● EXERCISE OBJECTIVE:
Output all the entries word for word. Omit the pictures.

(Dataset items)
□ □ □ □ □
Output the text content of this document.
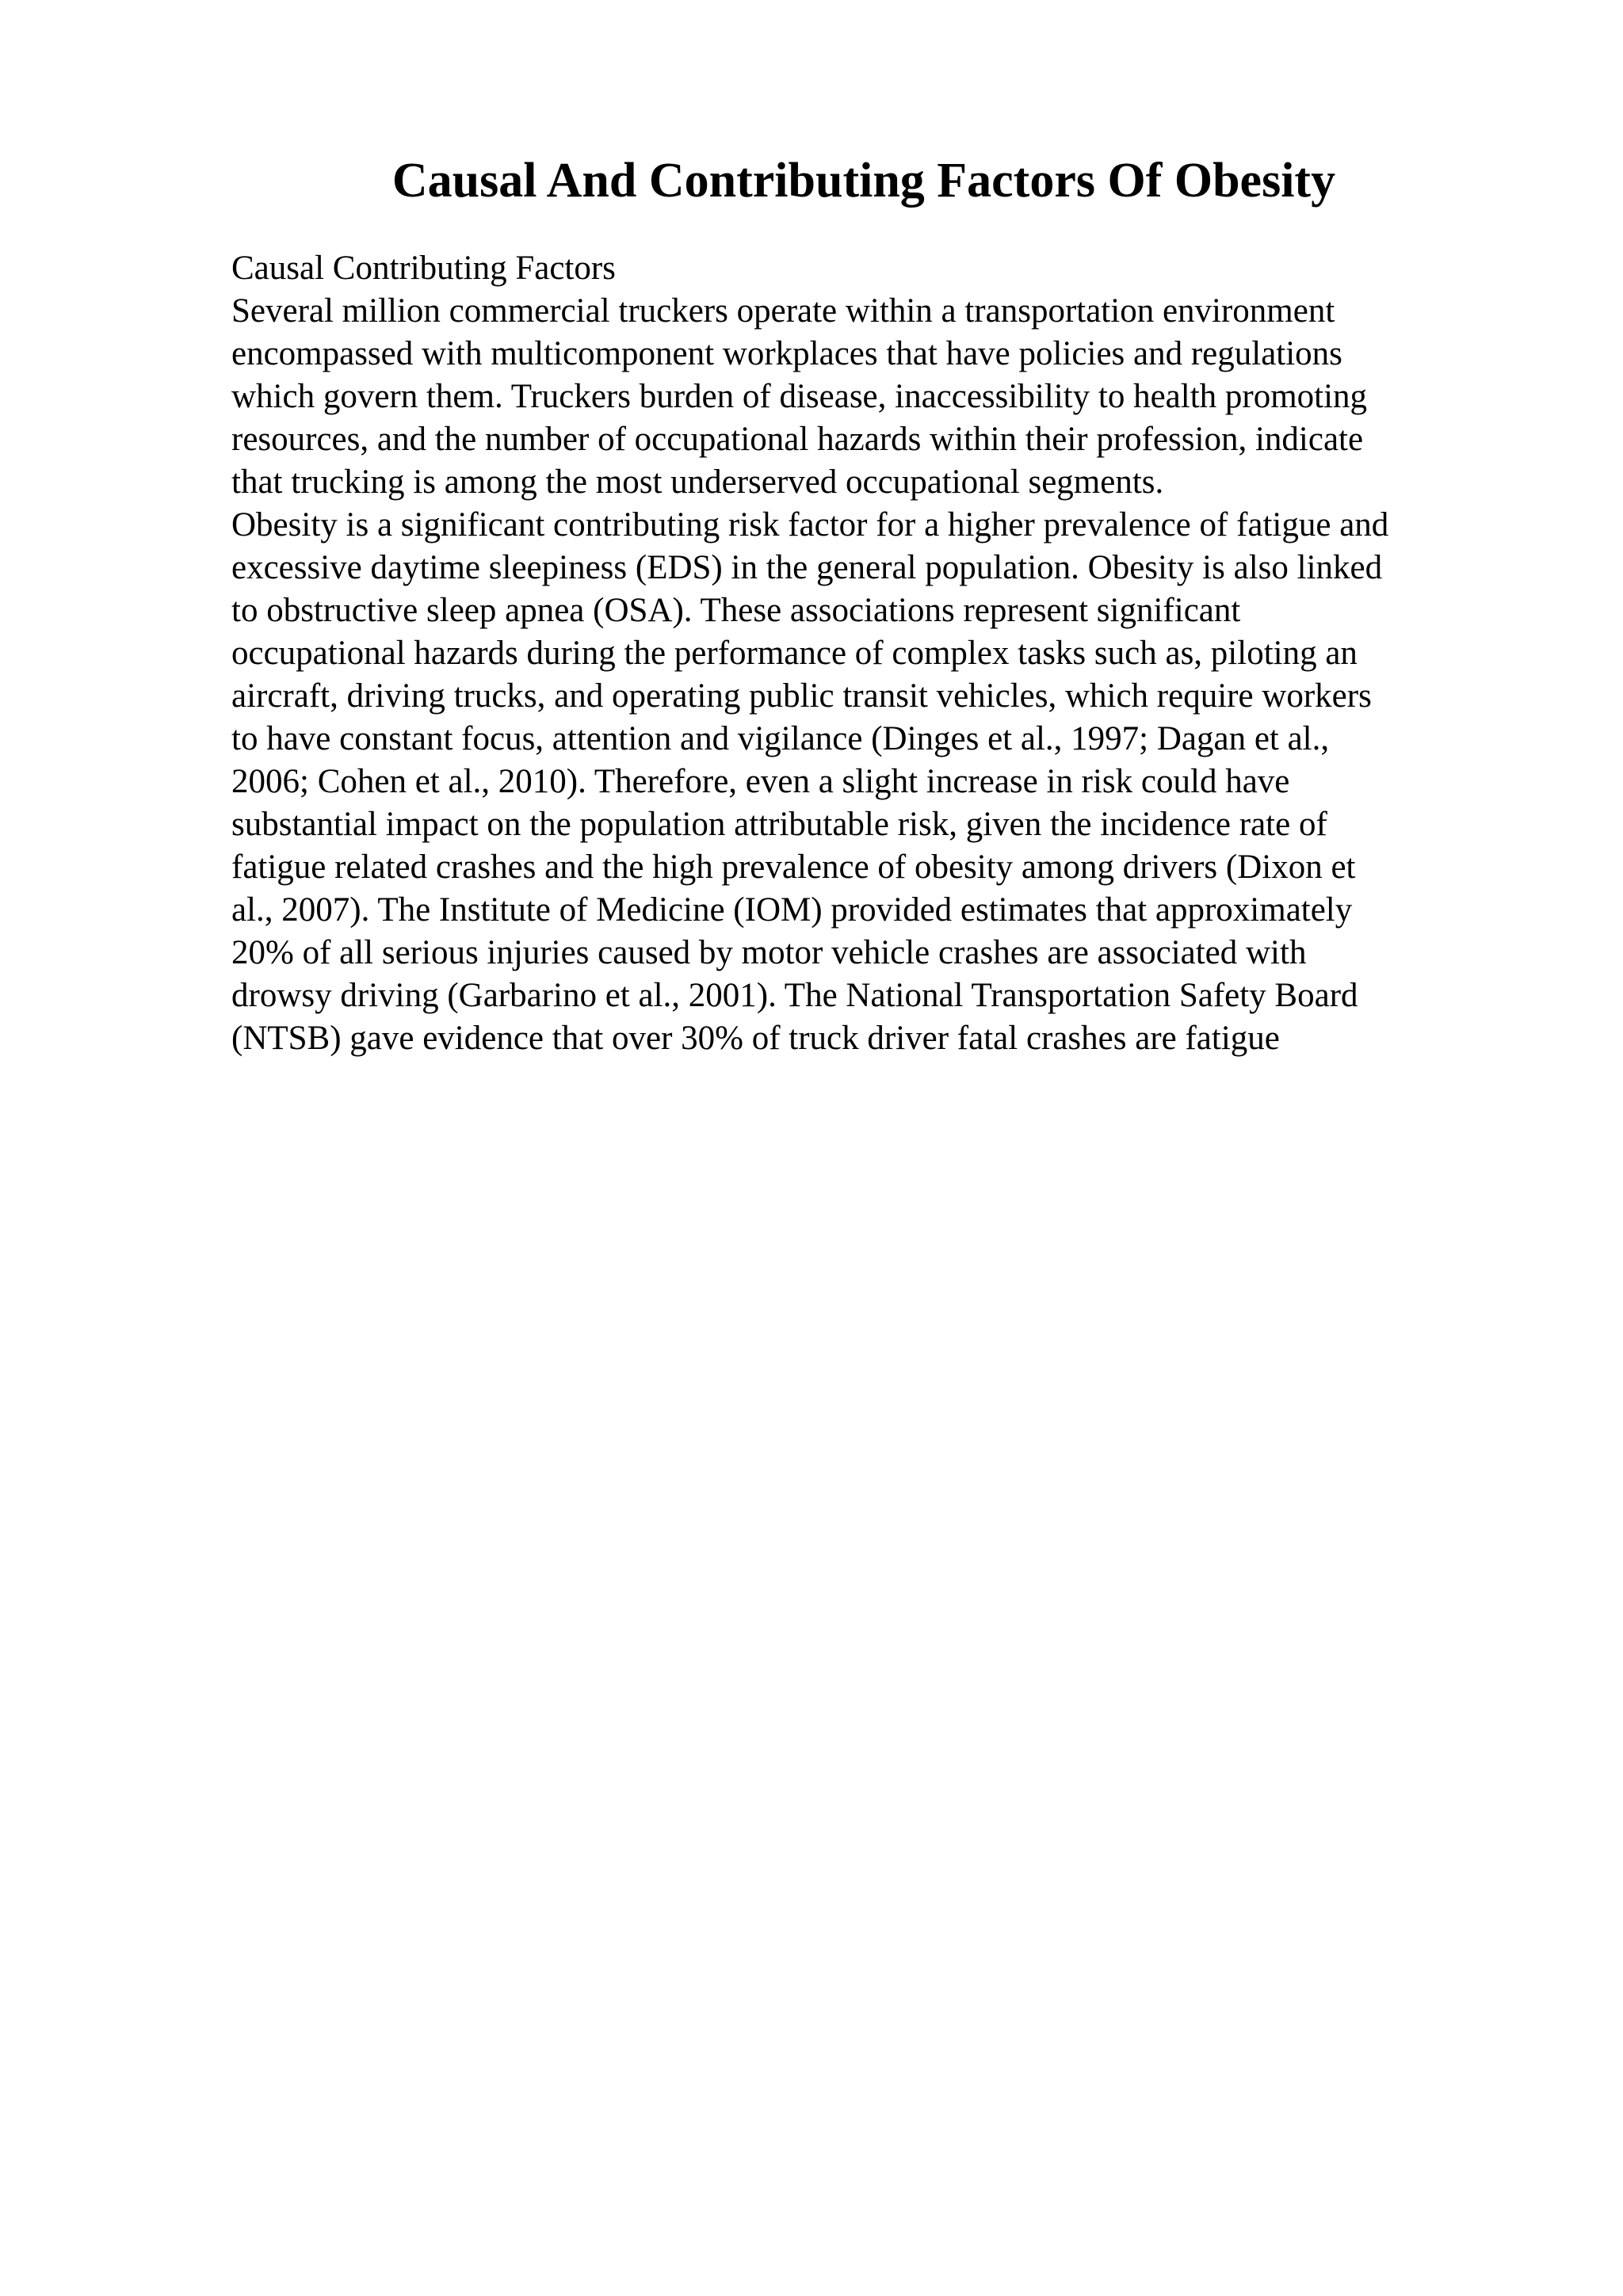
Causal And Contributing Factors Of Obesity
Causal Contributing Factors
Several million commercial truckers operate within a transportation environment
encompassed with multicomponent workplaces that have policies and regulations
which govern them. Truckers burden of disease, inaccessibility to health promoting
resources, and the number of occupational hazards within their profession, indicate
that trucking is among the most underserved occupational segments.
Obesity is a significant contributing risk factor for a higher prevalence of fatigue and
excessive daytime sleepiness (EDS) in the general population. Obesity is also linked
to obstructive sleep apnea (OSA). These associations represent significant
occupational hazards during the performance of complex tasks such as, piloting an
aircraft, driving trucks, and operating public transit vehicles, which require workers
to have constant focus, attention and vigilance (Dinges et al., 1997; Dagan et al.,
2006; Cohen et al., 2010). Therefore, even a slight increase in risk could have
substantial impact on the population attributable risk, given the incidence rate of
fatigue related crashes and the high prevalence of obesity among drivers (Dixon et
al., 2007). The Institute of Medicine (IOM) provided estimates that approximately
20% of all serious injuries caused by motor vehicle crashes are associated with
drowsy driving (Garbarino et al., 2001). The National Transportation Safety Board
(NTSB) gave evidence that over 30% of truck driver fatal crashes are fatigue
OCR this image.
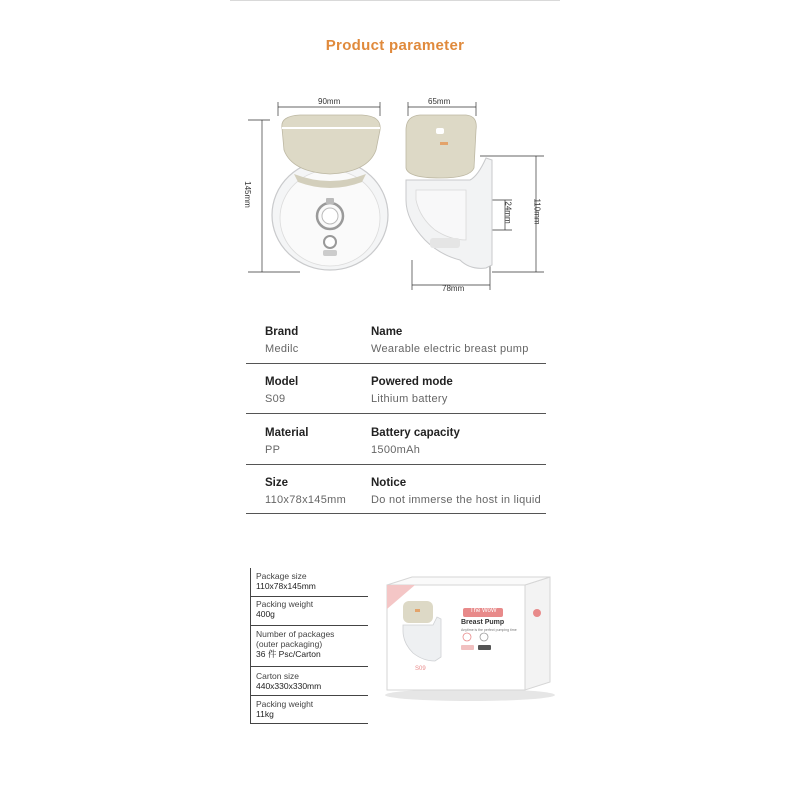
Product parameter
90mm
145mm
65mm
110mm
24mm
78mm
Brand
Medilc
Name
Wearable electric breast pump
Model
S09
Powered mode
Lithium battery
Material
PP
Battery capacity
1500mAh
Size
110x78x145mm
Notice
Do not immerse the host in liquid
Package size
110x78x145mm
Packing weight
400g
Number of packages
(outer packaging)
36 件 Psc/Carton
Carton size
440x330x330mm
Packing weight
11kg
The WoW
Breast Pump
Anytime is the perfect pumping time
S09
□ □ □ □ □
● THE COMPLETED TASK:
Output the text content of this document.
Causal And Contributing Factors Of Obesity
Causal Contributing Factors
Several million commercial truckers operate within a transportation environment
encompassed with multicomponent workplaces that have policies and regulations
which govern them. Truckers burden of disease, inaccessibility to health promoting
resources, and the number of occupational hazards within their profession, indicate
that trucking is among the most underserved occupational segments.
Obesity is a significant contributing risk factor for a higher prevalence of fatigue and
excessive daytime sleepiness (EDS) in the general population. Obesity is also linked
to obstructive sleep apnea (OSA). These associations represent significant
occupational hazards during the performance of complex tasks such as, piloting an
aircraft, driving trucks, and operating public transit vehicles, which require workers
to have constant focus, attention and vigilance (Dinges et al., 1997; Dagan et al.,
2006; Cohen et al., 2010). Therefore, even a slight increase in risk could have
substantial impact on the population attributable risk, given the incidence rate of
fatigue related crashes and the high prevalence of obesity among drivers (Dixon et
al., 2007). The Institute of Medicine (IOM) provided estimates that approximately
20% of all serious injuries caused by motor vehicle crashes are associated with
drowsy driving (Garbarino et al., 2001). The National Transportation Safety Board
(NTSB) gave evidence that over 30% of truck driver fatal crashes are fatigue
OCR this image.
Product parameter
90mm
145mm
65mm
110mm
24mm
78mm
Brand
Medilc
Name
Wearable electric breast pump
Model
S09
Powered mode
Lithium battery
Material
PP
Battery capacity
1500mAh
Size
110x78x145mm
Notice
Do not immerse the host in liquid
Package size
110x78x145mm
Packing weight
400g
Number of packages
(outer packaging)
36 件 Psc/Carton
Carton size
440x330x330mm
Packing weight
11kg
The WoW
Breast Pump
Anytime is the perfect pumping time
S09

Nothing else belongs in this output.